** Given passage **
━━━━━━━━━━

The survey, which Chase has previously refused to participate in, is the ‘the first comprehensive benchmark designed to measure corporate respect for religious and ideological diversity in the market, workplace, and public square.’
A spokesperson for Chase previously said that the company would ‘never’ exit a client relationship based on political or religious preferences.
‘Of course, I’m not able to speak about confidential client matters. But what I can say is we have never and would never exit a client relationship due to their political or religious affiliation,’ said the spokesperson.
In addition, former Trump National Security Advisor Lt. Gen. Michael Flynn was notified recently that a family credit card was cancelled by the bank with no explanation.
‘Chase Bank has gone full blown woke!’ Flynn exclaimed in a statement. ‘They need to deal with their own reputation instead of persecuting my family and I. DOJ dropped my case for their own egregious government misconduct, appears you weren’t that lucky with the DOJ. I guess my America First political views don’t align with yours. Your loss.’
Flynn was pardoned by the former president after pleading guilty to making false statements to the FBI, and his case was dismissed by the Department of Justice in 2020.
Chase said that the cancellation of the Flynn card was made ‘in error.’
DailyMail.com reached out to Chase to provide a comment on the letter Tuesday.
The letter was signed by: Steve Marshall, Alabama; Treg Taylor, Alaska; Tim Griffin, Arkansas; Ashley Moody, Florida; Chris Carr, Georgia; Raúl Labrador, Idaho; Todd Rokita, Indiana; Brenna Bird, Iowa; Kris Kobach, Kansas; Daniel Cameron, Kentucky; Jeff Landry, Louisiana; Andrew Bailey, Mississippi; Austin Knudsen, Montana; Andrew Bailey, Missouri; Alan Wilson, South Carolina; Ken Paxton, Texas; Sean Reyes, Utah; Jason Miyares, Virginia; and Patrick Morrisey, West Virginia.
Will Hild, executive director of Consumers’ Research, cheered the move by the attorneys general.
‘I applaud these Attorneys General for putting banks like JP Morgan Chase on notice for ignoring their customers and catering to the woke political agendas. Individuals and organizations who have certain political or religious beliefs should not be stripped of their access to funds or barred from a financial institution. Actions like this put a spotlight on the clear political activism that these banks and corporations are engaging in,’ he told DailyMail.com.

━━━━━━━━━━

** Information supplied **
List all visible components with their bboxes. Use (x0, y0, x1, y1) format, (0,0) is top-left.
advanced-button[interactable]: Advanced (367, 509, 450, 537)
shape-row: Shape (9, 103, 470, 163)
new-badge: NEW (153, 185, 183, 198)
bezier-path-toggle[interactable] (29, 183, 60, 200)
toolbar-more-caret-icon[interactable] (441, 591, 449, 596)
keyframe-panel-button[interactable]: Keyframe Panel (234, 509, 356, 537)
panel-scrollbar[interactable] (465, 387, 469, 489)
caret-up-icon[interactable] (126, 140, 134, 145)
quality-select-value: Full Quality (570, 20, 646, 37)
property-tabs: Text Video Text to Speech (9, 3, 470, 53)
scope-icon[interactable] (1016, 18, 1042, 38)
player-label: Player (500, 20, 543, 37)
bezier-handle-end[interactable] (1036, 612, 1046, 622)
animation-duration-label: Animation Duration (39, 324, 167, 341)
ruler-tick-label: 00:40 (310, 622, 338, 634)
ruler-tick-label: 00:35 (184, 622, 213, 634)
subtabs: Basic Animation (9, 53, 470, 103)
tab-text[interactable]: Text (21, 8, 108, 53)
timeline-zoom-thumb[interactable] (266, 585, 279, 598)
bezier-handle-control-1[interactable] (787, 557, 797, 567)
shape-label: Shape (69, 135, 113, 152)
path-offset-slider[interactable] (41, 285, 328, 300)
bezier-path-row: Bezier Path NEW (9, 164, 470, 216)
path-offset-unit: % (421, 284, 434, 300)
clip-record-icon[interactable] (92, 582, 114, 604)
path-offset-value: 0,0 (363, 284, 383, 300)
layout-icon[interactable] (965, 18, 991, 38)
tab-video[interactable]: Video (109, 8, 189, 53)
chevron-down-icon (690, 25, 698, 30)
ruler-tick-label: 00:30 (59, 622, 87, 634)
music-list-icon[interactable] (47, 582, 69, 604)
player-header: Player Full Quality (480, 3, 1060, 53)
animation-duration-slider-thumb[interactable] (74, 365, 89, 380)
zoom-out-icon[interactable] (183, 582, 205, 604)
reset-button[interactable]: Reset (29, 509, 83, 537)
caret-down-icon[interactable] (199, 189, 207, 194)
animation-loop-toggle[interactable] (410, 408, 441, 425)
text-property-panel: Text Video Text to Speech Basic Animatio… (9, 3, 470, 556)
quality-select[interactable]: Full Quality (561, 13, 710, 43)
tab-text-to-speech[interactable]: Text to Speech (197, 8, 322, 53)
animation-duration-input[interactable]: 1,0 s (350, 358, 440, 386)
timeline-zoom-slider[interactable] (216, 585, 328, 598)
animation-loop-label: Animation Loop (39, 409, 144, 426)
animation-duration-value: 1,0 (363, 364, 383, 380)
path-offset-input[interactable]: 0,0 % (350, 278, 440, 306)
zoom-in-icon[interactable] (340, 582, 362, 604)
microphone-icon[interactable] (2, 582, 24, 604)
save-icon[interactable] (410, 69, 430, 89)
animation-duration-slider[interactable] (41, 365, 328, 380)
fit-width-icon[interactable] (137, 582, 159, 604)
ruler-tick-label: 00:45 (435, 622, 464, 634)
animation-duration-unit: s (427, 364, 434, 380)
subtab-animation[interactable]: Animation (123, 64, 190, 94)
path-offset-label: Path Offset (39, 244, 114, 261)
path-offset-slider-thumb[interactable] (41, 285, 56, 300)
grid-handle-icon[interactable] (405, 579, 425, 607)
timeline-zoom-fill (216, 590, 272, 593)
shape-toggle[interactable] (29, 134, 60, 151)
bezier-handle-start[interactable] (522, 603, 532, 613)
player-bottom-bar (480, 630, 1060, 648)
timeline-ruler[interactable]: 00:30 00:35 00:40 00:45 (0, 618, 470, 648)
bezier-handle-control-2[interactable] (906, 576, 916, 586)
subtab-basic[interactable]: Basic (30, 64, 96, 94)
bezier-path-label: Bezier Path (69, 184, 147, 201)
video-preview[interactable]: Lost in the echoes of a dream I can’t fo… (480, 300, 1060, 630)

━━━━━━━━━━

** Parts of the exercise **
[1] Name each signer of the letter in the Chase Bank article whose state begins with the letter "A," along with that state.
[2] According to the Chase Bank article, how did Chase describe the cancellation of the Flynn card?
[3] Please resume the Chase Bank article after its last sentence.
The entries have no connection to the Chase Bank article.

** Task-by-task results **
[1] Steve Marshall, Alabama; Treg Taylor, Alaska; Tim Griffin, Arkansas

[2] Chase said it was made "in error."

[3]
Kentucky Attorney General Daniel Cameron is leading the charge against JP Morgan’s alleged discrimination
‘Companies should focus on their customers, not woke politicians, activists, or ESG elites like BlackRock CEO Larry Fink.’
BlackRock is another large investment company that has come under fire from conservatives who allege that it is putting commitments to diversity, equity and inclusion above shareholders’ interests.
The accusations by the state law enforcement officers come as JPMorgan is facing questions on its relationship with convicted sex predator Jeffrey Epstein.
A judge ruled Monday that the company could be held liable by the women who have accused Epstein if attorneys can prove that former bank executive Jes Staley knew Epstein was running a sex trafficking ring.
‘If the allegations in plaintiffs’ complaints are taken as true, Mr. Staley had actual first-hand knowledge that Epstein conducted a sex-trafficking venture,’ U.S. District Judge Jed Rakoff wrote.
In addition, on Monday JP Morgan announced it purchased First Republic Bank after its recent collapse.
Under the terms, JPMorgan Chase & Co will pay $10.6 billion to the U.S. Federal Deposit Insurance Corp (FDIC), which took First Republic into receivership, for most of the failed bank’s assets.
Shares of JPMorgan Chase rose 2.14 percent, making the largest U.S. bank the top gainer on the Dow Jones.
First Republic’s collapse is the third major casualty of the biggest crisis to hit the U.S. banking sector since 2008.